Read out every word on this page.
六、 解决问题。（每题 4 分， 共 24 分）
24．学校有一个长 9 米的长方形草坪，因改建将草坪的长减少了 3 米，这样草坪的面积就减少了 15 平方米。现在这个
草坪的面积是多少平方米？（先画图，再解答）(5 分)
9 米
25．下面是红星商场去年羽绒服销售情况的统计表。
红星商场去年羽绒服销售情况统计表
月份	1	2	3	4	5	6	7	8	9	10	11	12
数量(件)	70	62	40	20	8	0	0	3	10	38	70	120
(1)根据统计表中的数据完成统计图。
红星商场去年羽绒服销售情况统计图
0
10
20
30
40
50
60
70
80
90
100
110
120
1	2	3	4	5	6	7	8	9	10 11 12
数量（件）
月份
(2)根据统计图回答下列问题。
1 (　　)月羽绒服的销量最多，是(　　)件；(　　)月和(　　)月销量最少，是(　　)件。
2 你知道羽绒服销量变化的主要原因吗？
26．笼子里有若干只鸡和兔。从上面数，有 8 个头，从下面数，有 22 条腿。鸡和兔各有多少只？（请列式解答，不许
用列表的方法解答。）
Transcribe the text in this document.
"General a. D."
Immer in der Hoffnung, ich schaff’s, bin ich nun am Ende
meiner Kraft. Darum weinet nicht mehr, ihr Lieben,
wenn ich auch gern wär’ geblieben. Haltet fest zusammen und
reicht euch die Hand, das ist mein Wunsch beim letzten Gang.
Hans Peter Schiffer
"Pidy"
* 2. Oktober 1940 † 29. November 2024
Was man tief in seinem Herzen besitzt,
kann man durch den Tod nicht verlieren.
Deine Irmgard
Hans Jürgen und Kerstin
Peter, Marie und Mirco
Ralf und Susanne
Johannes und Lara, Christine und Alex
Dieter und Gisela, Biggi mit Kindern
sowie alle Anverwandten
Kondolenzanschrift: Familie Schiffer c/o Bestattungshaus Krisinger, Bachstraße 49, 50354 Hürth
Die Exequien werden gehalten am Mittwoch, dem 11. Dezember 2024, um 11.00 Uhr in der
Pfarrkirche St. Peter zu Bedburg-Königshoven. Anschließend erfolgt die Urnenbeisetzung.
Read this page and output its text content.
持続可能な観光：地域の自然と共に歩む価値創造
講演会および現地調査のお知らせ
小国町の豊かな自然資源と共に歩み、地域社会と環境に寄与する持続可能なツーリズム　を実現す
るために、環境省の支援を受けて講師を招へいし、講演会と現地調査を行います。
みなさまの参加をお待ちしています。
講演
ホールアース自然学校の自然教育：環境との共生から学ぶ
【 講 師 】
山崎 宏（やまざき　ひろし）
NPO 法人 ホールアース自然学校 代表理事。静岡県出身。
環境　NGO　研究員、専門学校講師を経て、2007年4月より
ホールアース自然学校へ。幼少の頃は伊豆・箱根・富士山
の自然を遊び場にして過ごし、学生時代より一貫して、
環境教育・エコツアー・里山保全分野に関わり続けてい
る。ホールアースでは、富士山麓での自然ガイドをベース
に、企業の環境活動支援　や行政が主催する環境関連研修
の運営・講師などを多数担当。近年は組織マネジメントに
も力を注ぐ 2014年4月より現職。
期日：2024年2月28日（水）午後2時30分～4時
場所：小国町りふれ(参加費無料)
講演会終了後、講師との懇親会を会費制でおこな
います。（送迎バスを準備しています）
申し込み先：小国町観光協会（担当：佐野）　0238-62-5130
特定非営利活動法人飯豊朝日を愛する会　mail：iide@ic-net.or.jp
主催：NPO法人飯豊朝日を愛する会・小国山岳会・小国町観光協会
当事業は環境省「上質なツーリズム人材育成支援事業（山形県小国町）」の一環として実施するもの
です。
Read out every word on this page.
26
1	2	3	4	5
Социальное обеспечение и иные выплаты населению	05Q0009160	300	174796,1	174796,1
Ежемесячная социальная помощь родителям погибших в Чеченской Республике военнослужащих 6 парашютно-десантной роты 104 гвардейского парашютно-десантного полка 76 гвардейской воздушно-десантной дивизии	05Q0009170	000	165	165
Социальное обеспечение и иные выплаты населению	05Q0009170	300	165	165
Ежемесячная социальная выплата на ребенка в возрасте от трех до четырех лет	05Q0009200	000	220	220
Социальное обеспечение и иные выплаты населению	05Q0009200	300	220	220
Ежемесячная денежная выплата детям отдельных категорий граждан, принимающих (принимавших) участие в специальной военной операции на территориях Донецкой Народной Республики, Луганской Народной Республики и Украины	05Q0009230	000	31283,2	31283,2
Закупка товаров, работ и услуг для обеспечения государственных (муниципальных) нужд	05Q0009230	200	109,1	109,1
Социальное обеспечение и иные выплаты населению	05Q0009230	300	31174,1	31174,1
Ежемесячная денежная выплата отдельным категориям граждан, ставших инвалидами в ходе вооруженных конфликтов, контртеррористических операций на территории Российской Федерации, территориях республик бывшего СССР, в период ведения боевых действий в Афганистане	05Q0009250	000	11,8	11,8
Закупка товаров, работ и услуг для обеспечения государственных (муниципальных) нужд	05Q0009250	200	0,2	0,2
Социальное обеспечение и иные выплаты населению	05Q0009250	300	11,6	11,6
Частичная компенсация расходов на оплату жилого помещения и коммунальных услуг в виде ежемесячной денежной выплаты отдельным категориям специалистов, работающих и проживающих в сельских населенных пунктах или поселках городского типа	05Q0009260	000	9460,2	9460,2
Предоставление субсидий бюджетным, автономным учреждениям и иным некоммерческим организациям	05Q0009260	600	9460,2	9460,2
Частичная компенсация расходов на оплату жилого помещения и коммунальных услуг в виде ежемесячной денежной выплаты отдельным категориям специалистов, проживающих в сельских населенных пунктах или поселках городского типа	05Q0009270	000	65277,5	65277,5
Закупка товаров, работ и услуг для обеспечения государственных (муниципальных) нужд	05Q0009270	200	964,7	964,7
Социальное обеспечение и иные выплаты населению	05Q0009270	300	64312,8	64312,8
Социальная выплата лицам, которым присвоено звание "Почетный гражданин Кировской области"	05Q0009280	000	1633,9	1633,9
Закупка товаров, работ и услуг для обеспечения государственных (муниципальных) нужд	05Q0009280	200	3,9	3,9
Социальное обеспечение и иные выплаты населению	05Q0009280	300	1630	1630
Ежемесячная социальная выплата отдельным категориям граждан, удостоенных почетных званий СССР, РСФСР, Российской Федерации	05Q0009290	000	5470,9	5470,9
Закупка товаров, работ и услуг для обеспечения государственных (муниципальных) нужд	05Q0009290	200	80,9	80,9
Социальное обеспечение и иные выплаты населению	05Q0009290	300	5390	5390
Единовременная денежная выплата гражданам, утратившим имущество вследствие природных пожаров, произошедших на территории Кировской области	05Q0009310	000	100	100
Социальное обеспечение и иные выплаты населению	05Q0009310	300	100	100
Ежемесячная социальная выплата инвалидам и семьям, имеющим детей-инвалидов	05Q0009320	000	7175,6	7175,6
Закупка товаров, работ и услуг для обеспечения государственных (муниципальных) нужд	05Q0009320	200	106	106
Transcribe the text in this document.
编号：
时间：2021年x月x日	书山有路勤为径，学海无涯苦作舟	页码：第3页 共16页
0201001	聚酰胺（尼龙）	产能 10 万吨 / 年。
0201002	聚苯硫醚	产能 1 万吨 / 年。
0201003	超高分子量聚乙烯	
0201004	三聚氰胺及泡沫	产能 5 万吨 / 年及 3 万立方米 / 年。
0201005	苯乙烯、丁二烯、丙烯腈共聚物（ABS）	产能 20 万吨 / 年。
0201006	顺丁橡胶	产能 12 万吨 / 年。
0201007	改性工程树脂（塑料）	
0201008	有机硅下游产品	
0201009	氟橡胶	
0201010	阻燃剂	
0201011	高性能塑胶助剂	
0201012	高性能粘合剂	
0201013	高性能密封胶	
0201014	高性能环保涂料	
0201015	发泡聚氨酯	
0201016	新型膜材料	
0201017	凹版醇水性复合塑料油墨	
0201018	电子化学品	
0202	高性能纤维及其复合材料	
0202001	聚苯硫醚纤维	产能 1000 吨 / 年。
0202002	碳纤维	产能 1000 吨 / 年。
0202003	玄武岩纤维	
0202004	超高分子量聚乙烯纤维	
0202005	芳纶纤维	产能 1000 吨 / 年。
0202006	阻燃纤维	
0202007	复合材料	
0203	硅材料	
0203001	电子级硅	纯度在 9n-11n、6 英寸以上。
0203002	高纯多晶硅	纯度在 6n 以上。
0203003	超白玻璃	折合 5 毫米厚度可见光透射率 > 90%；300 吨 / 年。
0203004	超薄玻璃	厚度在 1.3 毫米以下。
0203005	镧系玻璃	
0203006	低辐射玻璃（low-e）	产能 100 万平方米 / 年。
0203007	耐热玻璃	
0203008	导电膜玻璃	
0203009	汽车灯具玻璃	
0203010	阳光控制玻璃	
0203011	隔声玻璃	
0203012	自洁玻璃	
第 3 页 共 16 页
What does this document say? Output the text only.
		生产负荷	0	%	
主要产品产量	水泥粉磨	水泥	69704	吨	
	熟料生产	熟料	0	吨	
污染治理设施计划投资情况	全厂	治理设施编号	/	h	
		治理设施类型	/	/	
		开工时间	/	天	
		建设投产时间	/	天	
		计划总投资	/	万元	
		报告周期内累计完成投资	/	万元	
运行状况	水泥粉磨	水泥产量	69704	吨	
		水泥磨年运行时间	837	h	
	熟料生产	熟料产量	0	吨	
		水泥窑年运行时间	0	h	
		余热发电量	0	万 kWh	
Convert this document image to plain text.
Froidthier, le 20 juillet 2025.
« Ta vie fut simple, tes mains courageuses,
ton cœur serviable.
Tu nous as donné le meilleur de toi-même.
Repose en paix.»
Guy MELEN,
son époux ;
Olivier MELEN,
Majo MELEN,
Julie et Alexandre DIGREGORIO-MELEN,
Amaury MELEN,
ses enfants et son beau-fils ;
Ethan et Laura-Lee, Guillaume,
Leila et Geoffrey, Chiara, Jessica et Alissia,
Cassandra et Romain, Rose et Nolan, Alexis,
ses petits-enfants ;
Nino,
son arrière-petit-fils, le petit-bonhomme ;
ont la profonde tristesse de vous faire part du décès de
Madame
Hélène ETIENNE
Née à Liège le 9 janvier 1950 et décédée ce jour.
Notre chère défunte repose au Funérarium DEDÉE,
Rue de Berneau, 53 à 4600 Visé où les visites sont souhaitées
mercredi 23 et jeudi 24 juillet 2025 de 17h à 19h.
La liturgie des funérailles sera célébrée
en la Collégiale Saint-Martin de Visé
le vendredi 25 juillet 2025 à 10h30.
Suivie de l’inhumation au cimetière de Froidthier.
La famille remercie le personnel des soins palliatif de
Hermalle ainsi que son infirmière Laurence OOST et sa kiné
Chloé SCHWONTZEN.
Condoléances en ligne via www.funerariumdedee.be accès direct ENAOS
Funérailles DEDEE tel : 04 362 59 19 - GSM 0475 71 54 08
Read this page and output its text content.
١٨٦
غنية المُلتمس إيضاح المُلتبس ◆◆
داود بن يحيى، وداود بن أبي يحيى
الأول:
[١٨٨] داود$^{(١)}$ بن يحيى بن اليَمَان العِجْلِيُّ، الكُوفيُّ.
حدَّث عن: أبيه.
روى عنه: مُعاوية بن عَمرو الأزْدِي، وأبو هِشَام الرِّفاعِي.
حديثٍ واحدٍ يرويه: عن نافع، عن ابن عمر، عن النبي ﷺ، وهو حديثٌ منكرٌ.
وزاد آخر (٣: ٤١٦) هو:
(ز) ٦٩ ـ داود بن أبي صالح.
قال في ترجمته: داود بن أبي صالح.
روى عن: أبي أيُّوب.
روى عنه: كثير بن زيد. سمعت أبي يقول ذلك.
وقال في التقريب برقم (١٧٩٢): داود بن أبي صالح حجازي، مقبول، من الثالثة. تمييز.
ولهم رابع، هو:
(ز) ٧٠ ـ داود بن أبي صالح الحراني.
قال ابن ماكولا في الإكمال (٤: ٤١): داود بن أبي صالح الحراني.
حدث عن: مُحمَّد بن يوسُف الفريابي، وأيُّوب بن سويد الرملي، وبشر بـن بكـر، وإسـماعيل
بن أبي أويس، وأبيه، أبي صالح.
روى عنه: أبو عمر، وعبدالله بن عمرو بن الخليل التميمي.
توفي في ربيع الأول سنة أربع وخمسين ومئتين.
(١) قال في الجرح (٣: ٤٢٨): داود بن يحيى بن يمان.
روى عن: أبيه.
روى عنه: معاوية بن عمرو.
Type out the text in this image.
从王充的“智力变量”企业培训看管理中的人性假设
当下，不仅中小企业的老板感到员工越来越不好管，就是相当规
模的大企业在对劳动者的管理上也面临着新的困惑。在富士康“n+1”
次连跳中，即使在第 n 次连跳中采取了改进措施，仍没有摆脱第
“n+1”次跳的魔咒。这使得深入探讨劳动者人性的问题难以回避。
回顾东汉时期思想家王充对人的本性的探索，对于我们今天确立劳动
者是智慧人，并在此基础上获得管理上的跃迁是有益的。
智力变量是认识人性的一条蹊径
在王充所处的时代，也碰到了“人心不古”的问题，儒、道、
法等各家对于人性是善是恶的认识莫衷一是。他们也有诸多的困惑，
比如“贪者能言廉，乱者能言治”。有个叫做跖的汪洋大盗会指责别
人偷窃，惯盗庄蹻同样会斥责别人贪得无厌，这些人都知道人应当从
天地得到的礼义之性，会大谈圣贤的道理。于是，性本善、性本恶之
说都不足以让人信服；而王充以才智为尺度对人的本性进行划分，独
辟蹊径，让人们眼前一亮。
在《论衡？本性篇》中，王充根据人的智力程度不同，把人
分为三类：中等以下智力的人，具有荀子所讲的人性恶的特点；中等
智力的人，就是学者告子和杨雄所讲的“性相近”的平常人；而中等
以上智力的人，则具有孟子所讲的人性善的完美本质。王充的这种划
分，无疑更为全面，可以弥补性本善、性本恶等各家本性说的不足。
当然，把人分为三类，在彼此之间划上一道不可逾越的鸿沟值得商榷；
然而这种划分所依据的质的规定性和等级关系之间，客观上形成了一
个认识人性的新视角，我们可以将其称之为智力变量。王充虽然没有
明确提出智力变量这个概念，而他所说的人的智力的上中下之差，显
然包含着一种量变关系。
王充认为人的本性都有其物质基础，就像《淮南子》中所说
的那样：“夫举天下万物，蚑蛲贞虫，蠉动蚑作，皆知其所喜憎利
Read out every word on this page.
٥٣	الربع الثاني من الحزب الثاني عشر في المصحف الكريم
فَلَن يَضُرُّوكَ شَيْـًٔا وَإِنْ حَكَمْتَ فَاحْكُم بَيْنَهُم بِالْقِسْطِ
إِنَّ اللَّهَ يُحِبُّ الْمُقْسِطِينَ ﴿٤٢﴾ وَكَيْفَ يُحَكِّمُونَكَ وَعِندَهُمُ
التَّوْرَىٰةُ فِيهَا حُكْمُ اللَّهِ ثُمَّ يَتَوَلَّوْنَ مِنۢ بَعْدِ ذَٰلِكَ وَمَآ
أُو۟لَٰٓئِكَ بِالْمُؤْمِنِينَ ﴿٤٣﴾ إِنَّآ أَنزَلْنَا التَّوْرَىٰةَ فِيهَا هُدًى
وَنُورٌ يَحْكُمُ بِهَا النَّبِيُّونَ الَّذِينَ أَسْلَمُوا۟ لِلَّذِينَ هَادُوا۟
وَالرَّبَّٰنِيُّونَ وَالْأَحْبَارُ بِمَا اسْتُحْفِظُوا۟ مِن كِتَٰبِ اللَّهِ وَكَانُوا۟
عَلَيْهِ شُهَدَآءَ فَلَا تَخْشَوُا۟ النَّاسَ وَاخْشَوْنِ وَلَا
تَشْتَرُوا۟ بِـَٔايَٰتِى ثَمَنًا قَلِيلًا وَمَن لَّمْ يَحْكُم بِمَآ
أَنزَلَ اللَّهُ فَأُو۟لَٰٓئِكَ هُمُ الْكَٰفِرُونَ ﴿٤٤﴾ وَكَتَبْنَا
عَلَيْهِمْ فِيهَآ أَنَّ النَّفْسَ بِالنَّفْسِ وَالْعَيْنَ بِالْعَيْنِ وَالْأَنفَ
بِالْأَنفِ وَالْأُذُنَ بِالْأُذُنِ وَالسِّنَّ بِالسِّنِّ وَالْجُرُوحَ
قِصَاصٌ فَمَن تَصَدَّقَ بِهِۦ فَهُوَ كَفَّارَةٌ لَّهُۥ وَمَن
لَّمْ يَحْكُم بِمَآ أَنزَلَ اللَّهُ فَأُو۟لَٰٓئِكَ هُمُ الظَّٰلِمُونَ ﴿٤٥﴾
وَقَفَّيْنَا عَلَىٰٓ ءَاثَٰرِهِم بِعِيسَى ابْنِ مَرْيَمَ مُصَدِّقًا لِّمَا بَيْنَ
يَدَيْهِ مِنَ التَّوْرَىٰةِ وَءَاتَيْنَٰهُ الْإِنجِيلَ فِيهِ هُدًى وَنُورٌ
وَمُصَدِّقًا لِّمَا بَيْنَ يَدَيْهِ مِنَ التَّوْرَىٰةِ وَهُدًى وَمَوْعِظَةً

====

- [Directions]
In the records above, how many lines include "image"? Give that number and nothing more.

- [Response to the exercise]
2